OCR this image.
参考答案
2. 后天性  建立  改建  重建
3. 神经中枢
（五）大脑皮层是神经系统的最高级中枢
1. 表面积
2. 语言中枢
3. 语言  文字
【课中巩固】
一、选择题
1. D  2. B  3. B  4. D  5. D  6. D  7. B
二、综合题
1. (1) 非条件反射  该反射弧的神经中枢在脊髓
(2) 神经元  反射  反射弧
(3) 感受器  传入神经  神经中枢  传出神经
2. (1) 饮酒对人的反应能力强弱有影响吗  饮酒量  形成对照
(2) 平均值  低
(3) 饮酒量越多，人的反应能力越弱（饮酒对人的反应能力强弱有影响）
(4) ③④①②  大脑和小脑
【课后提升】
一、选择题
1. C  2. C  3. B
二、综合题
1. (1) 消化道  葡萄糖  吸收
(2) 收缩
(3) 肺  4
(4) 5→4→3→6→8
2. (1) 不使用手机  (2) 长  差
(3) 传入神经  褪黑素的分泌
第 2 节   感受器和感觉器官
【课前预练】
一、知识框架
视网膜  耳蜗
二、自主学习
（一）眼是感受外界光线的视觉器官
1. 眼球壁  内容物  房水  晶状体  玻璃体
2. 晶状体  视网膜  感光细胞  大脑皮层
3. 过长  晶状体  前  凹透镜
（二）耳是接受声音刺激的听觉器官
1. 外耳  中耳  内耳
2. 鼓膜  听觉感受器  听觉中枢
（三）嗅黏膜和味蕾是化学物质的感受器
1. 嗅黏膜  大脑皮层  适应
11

========

**WORK TO BE COMPLETED**
Go through the material above line by line and copy it exactly.

**TASK OUTPUT**
OCR this image.
参考答案
2. 后天性  建立  改建  重建
3. 神经中枢
（五）大脑皮层是神经系统的最高级中枢
1. 表面积
2. 语言中枢
3. 语言  文字
【课中巩固】
一、选择题
1. D  2. B  3. B  4. D  5. D  6. D  7. B
二、综合题
1. (1) 非条件反射  该反射弧的神经中枢在脊髓
(2) 神经元  反射  反射弧
(3) 感受器  传入神经  神经中枢  传出神经
2. (1) 饮酒对人的反应能力强弱有影响吗  饮酒量  形成对照
(2) 平均值  低
(3) 饮酒量越多，人的反应能力越弱（饮酒对人的反应能力强弱有影响）
(4) ③④①②  大脑和小脑
【课后提升】
一、选择题
1. C  2. C  3. B
二、综合题
1. (1) 消化道  葡萄糖  吸收
(2) 收缩
(3) 肺  4
(4) 5→4→3→6→8
2. (1) 不使用手机  (2) 长  差
(3) 传入神经  褪黑素的分泌
第 2 节   感受器和感觉器官
【课前预练】
一、知识框架
视网膜  耳蜗
二、自主学习
（一）眼是感受外界光线的视觉器官
1. 眼球壁  内容物  房水  晶状体  玻璃体
2. 晶状体  视网膜  感光细胞  大脑皮层
3. 过长  晶状体  前  凹透镜
（二）耳是接受声音刺激的听觉器官
1. 外耳  中耳  内耳
2. 鼓膜  听觉感受器  听觉中枢
（三）嗅黏膜和味蕾是化学物质的感受器
1. 嗅黏膜  大脑皮层  适应
11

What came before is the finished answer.